-- START Material supplied --

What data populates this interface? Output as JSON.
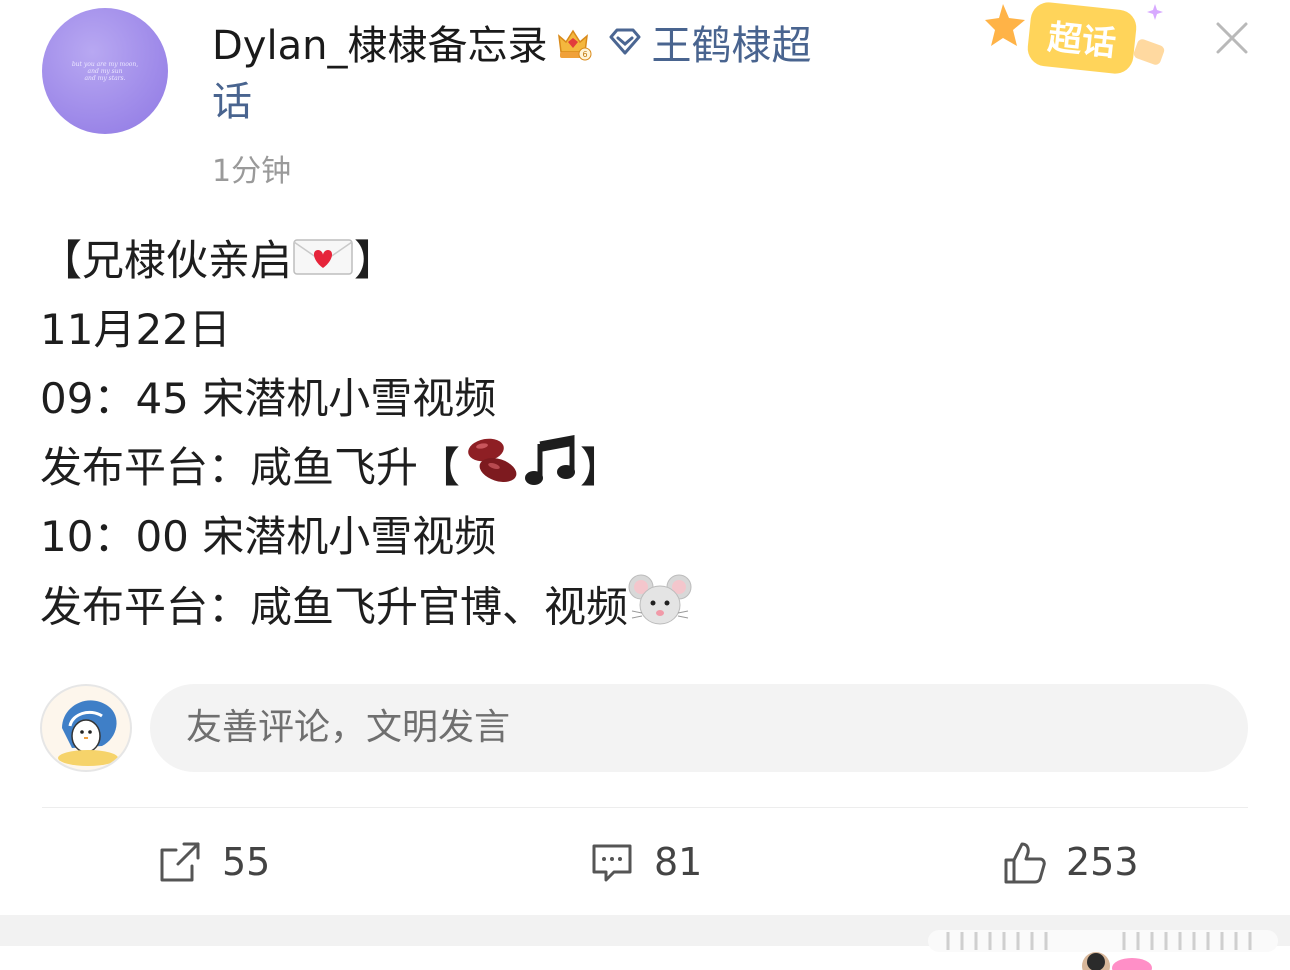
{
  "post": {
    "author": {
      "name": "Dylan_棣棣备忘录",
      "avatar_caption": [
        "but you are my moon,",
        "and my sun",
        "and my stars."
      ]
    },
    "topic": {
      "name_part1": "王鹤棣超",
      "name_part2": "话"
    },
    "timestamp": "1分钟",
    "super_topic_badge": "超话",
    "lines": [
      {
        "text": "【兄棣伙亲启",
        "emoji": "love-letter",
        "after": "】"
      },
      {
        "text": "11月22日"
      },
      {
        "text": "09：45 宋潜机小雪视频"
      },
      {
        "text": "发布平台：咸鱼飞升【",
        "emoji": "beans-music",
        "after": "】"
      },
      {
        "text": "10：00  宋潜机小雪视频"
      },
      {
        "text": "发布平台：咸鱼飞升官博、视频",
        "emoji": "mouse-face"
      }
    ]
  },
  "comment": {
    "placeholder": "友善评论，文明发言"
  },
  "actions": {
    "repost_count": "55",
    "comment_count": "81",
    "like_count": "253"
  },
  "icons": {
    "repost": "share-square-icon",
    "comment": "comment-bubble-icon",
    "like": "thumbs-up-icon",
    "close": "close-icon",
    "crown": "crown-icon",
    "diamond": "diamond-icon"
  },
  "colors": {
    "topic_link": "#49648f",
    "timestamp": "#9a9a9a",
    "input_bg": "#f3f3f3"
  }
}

-- END Material supplied --
-- START Material supplied --

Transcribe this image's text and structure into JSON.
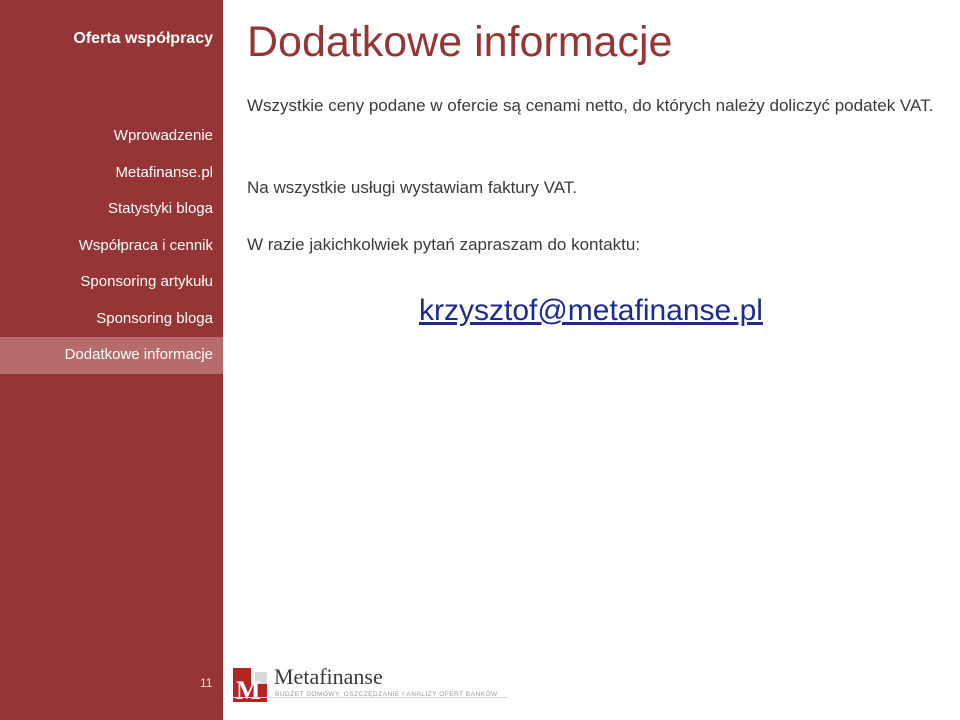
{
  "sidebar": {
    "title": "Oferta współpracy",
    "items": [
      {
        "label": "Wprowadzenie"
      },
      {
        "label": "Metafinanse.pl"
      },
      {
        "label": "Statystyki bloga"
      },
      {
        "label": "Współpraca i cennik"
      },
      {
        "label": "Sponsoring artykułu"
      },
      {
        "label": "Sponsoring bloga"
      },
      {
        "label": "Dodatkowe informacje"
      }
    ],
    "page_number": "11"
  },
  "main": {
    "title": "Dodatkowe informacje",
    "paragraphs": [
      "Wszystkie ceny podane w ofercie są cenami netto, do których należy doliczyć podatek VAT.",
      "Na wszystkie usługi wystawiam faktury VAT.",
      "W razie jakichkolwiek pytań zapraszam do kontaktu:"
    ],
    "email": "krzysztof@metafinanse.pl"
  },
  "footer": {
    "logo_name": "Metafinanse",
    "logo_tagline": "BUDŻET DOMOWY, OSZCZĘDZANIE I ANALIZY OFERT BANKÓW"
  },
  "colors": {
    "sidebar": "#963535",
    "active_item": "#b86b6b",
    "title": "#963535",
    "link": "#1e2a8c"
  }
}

-- END Material supplied --

▶ To do
How many lines in these entries contain the string "title"? State the number and nothing more.

▶ Full output
3